● Problem to work on
Look through the data below and return each line where "محمد" appears.

● Extracted material
________________________________________

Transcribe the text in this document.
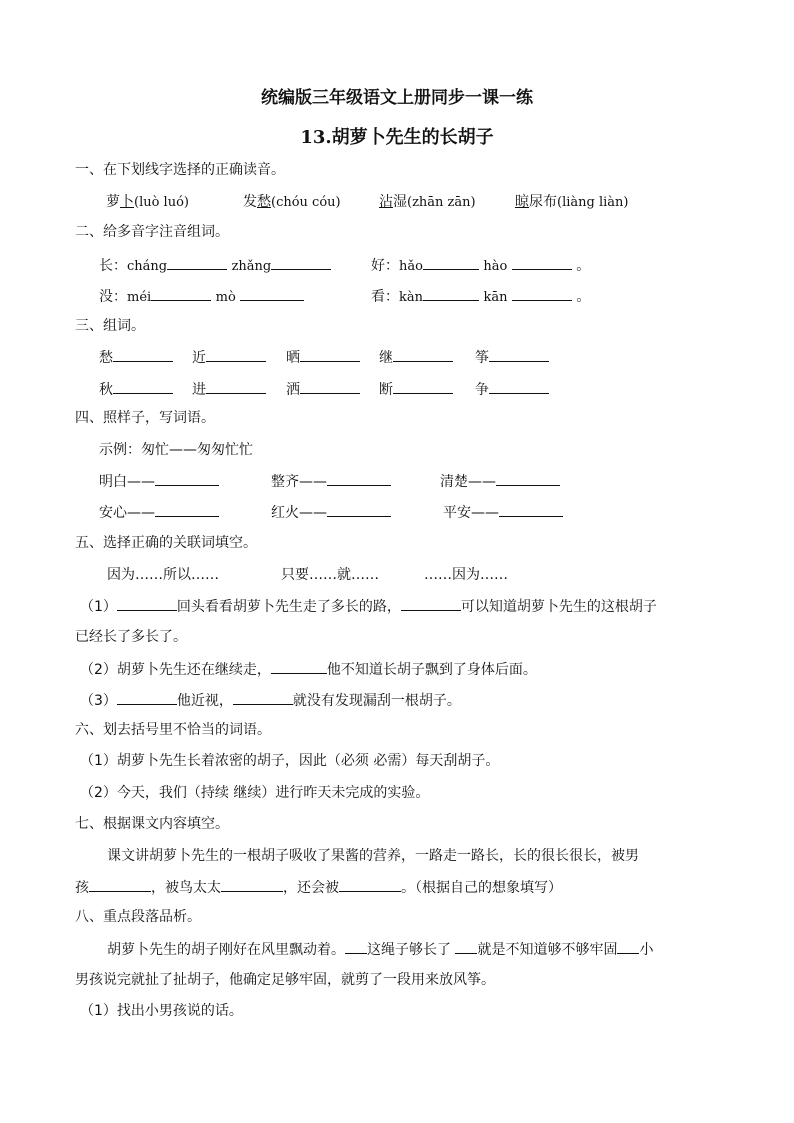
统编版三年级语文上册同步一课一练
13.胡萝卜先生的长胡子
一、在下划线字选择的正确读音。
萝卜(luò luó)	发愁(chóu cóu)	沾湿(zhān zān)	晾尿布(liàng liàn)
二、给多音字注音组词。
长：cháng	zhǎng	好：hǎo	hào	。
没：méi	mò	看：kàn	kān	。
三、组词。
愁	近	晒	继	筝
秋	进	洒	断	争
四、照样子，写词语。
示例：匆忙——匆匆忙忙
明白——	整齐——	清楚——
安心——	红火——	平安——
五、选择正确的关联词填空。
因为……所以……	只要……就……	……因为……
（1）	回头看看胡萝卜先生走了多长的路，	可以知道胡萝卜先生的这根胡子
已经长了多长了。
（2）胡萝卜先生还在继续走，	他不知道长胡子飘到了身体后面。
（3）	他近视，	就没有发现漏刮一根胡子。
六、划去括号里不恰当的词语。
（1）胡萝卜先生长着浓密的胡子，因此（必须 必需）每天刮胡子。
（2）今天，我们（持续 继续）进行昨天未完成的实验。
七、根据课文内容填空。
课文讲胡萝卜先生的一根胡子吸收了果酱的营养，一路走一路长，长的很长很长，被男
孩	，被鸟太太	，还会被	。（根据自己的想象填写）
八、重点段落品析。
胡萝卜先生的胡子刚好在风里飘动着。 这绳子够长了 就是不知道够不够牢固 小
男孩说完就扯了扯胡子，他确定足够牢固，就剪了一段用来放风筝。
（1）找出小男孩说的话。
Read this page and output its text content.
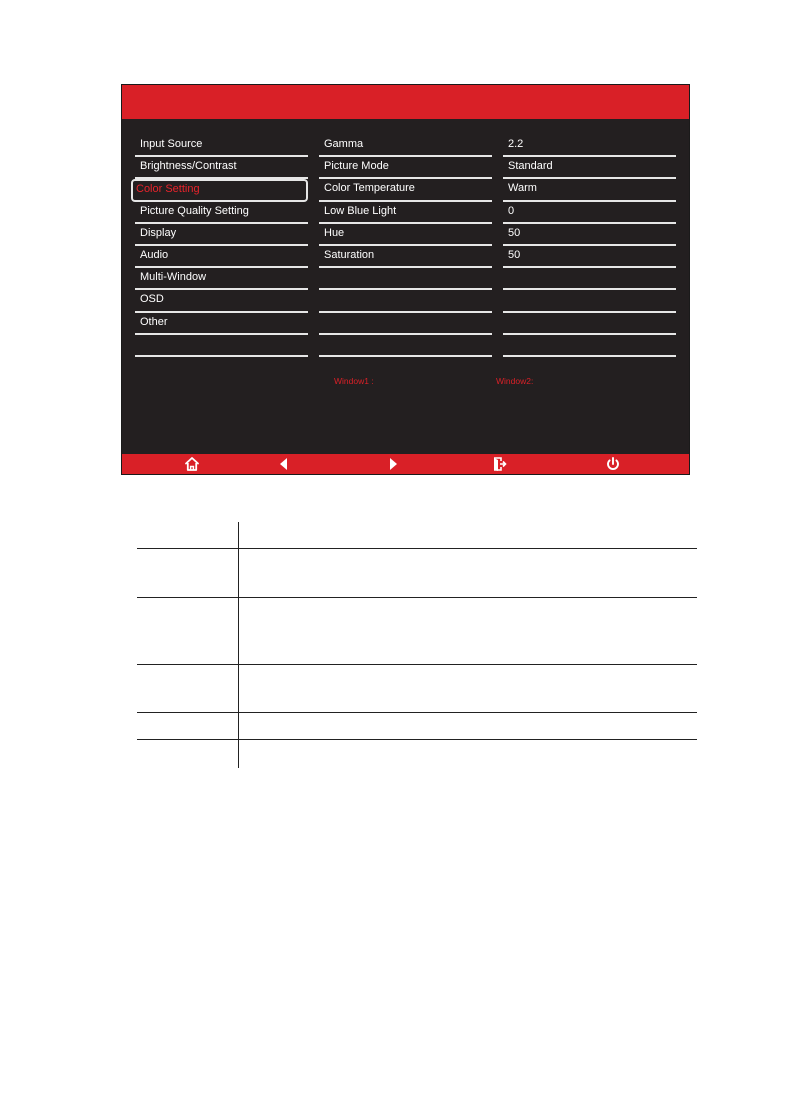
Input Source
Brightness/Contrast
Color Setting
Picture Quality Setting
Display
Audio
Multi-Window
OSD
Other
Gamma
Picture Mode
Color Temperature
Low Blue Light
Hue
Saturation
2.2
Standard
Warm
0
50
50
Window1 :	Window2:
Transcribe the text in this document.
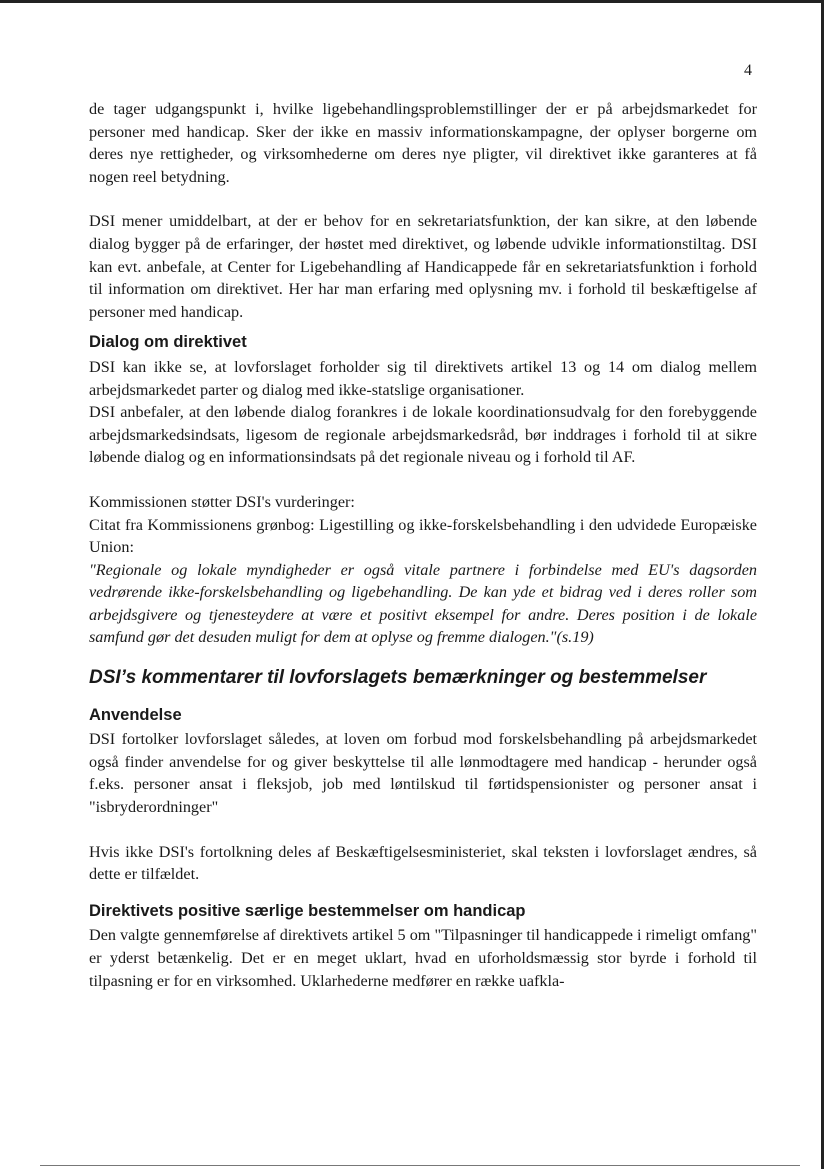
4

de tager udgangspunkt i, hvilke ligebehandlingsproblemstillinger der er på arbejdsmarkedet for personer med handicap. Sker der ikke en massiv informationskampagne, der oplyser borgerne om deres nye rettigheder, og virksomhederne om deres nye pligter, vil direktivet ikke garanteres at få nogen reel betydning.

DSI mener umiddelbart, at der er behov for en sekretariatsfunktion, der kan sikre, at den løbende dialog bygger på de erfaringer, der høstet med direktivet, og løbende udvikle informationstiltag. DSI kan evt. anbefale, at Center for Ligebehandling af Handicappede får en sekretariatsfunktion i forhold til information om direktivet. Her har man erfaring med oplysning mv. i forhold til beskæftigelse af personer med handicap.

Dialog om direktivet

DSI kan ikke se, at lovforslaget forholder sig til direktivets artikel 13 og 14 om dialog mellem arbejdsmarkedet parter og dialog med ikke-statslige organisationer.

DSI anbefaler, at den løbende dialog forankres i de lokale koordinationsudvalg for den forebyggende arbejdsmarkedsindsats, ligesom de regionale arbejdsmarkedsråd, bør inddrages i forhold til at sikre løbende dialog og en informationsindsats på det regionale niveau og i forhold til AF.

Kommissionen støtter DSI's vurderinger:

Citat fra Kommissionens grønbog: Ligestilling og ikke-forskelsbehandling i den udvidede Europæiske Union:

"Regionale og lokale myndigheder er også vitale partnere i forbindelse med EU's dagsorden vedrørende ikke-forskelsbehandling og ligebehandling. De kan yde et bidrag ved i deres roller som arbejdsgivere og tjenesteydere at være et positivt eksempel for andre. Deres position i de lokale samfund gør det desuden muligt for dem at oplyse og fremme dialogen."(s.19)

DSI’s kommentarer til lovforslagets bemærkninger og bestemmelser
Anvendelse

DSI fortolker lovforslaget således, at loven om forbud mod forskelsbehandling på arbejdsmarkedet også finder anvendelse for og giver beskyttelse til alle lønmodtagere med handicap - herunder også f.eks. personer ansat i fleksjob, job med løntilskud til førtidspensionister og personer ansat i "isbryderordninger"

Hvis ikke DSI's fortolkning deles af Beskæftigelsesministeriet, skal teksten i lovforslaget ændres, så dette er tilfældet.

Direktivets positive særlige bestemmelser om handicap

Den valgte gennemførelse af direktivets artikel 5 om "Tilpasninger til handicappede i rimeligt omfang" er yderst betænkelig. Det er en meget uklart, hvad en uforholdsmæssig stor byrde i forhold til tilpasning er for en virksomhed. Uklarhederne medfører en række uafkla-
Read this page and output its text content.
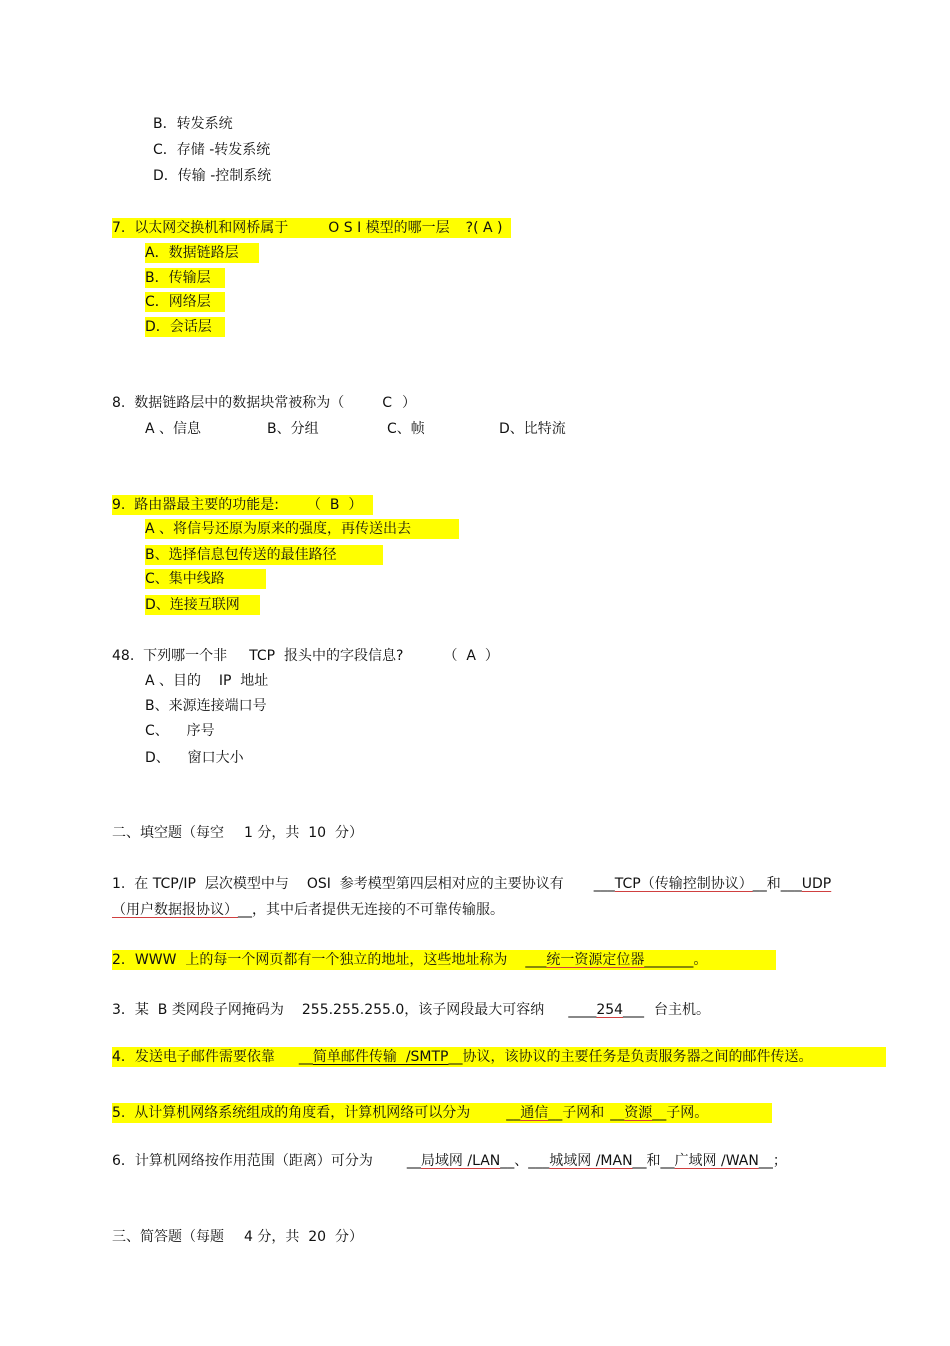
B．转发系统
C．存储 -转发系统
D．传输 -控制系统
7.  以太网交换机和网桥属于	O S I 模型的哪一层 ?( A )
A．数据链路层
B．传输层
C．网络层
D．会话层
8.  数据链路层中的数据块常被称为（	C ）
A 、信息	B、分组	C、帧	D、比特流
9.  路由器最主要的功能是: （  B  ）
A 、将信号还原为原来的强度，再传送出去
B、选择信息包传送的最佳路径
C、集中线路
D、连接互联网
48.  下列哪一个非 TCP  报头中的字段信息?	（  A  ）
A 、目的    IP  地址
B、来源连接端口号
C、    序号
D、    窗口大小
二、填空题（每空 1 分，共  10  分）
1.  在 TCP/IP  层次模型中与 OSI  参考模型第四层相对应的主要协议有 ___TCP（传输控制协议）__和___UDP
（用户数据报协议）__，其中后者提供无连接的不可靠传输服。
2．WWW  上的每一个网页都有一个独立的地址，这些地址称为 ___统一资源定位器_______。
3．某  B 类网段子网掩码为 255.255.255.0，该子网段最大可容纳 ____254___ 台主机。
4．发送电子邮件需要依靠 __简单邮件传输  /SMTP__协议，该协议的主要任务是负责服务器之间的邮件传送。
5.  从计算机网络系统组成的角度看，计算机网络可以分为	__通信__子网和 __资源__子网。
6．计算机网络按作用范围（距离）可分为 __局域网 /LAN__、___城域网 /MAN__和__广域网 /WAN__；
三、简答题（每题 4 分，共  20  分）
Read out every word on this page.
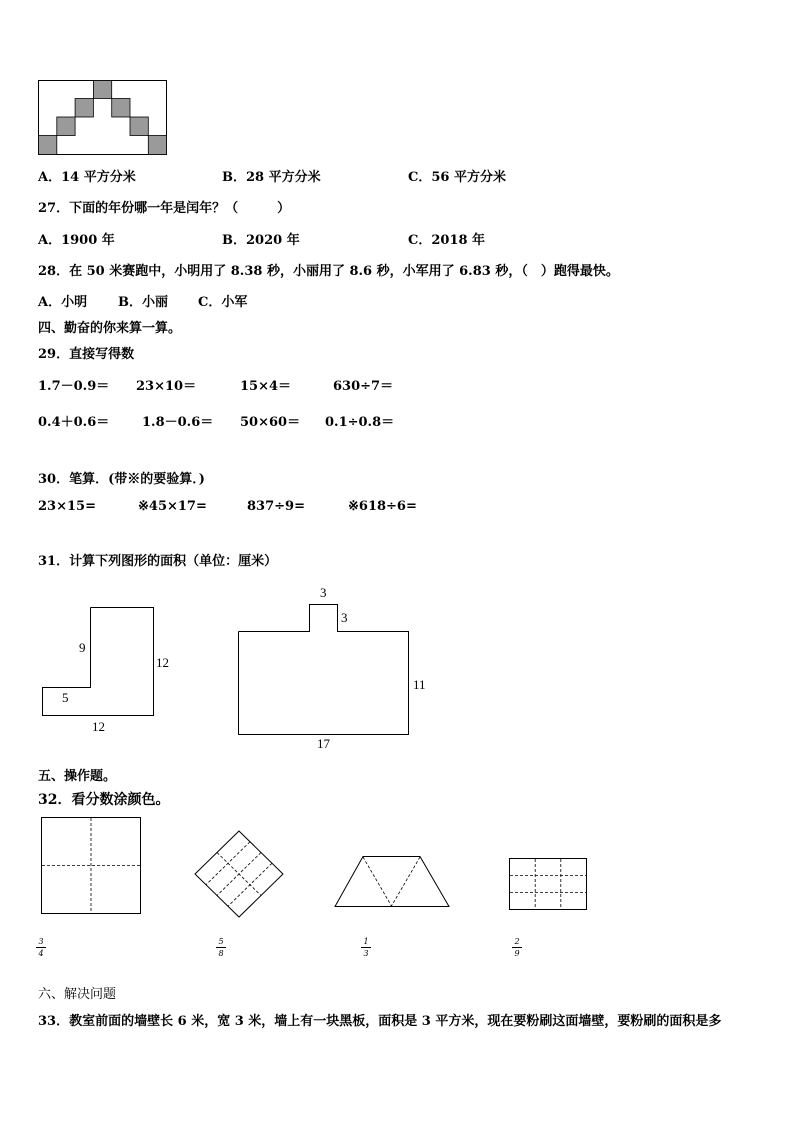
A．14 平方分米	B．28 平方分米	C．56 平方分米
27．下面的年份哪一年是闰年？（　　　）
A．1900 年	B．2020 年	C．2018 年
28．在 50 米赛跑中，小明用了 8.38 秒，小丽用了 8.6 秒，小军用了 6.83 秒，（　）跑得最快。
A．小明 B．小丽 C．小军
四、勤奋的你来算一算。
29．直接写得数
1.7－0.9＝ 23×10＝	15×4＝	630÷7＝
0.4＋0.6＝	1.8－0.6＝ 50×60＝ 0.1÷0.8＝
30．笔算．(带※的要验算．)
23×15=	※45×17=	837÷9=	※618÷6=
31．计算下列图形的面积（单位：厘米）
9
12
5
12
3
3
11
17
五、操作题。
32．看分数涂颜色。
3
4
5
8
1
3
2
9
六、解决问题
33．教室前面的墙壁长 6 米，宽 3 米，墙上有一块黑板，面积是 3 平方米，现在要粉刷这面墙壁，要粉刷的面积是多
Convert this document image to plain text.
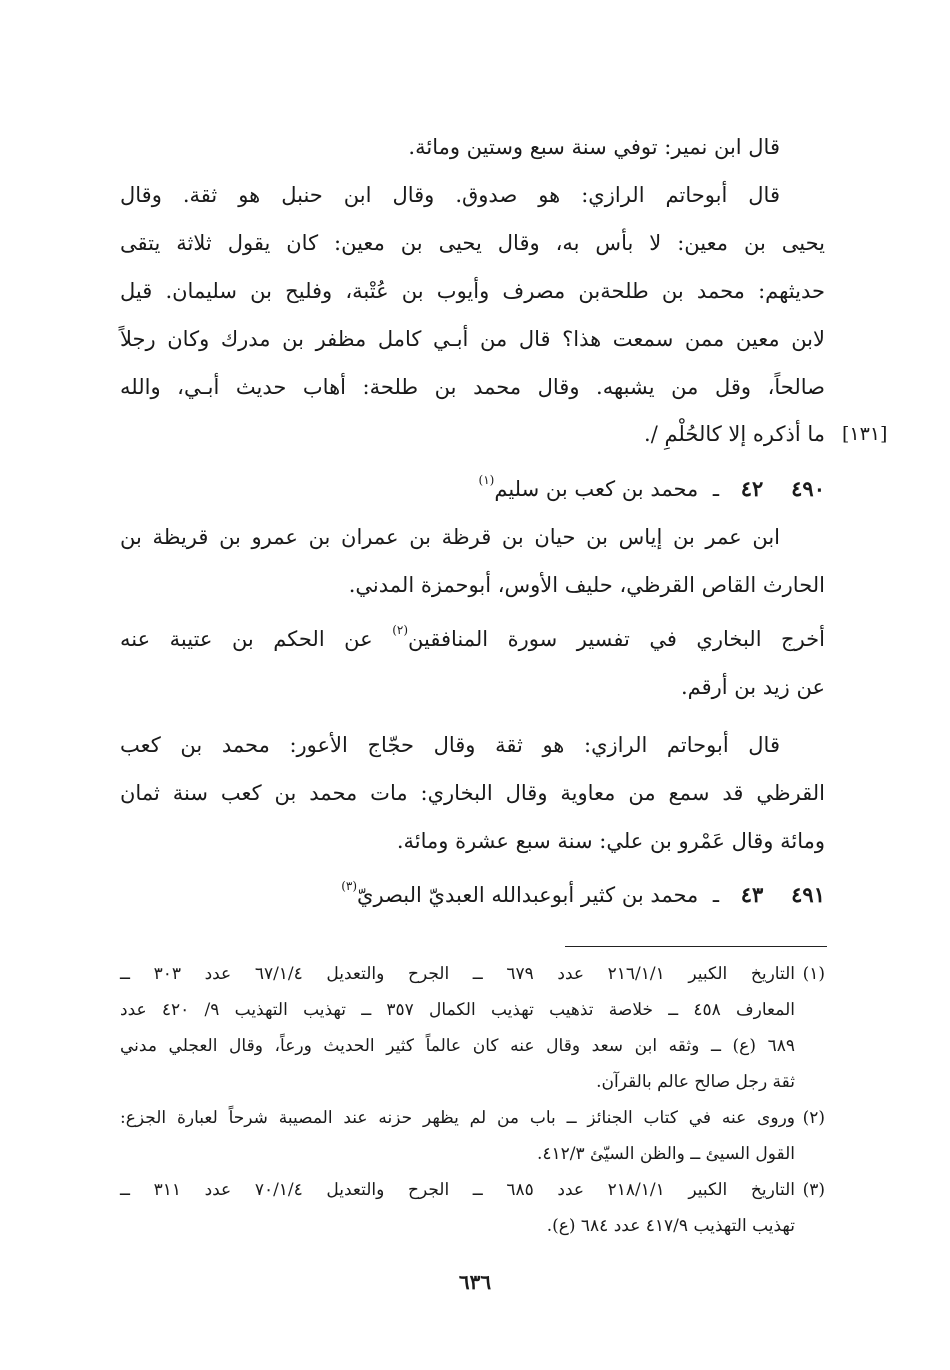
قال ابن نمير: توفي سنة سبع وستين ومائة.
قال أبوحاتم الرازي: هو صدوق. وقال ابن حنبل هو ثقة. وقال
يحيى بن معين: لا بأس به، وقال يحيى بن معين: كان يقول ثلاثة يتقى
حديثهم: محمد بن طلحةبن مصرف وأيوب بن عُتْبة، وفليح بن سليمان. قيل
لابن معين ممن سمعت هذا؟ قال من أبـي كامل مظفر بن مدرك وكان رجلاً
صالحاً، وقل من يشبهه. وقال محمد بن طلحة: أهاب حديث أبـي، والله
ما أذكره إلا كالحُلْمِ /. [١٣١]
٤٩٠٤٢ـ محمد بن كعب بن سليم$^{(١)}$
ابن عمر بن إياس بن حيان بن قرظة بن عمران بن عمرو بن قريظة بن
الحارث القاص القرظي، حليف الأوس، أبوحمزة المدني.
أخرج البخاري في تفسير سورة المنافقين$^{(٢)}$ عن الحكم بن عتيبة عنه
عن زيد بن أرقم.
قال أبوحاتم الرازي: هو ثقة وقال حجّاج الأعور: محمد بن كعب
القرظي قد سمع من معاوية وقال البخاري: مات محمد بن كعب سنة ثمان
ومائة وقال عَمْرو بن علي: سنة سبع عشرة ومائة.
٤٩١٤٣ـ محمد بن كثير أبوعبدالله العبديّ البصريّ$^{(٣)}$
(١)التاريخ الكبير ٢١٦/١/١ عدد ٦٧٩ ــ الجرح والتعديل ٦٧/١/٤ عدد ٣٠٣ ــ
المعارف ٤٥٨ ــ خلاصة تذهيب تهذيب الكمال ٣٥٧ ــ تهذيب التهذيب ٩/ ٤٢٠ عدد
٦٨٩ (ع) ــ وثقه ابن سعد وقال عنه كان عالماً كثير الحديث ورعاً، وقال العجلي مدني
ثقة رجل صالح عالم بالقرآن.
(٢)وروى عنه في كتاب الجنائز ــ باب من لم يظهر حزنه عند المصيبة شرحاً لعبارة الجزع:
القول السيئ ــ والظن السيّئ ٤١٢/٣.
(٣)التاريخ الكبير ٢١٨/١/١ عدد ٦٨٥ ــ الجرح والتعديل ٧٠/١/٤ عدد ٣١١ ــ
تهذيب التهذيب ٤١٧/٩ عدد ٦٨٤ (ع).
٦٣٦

________________________________________

● Written answer
حديثهم: محمد بن طلحةبن مصرف وأيوب بن عُتْبة، وفليح بن سليمان. قيل
صالحاً، وقل من يشبهه. وقال محمد بن طلحة: أهاب حديث أبـي، والله
٤٩٠٤٢ـ محمد بن كعب بن سليم$^{(١)}$
قال أبوحاتم الرازي: هو ثقة وقال حجّاج الأعور: محمد بن كعب
القرظي قد سمع من معاوية وقال البخاري: مات محمد بن كعب سنة ثمان
٤٩١٤٣ـ محمد بن كثير أبوعبدالله العبديّ البصريّ$^{(٣)}$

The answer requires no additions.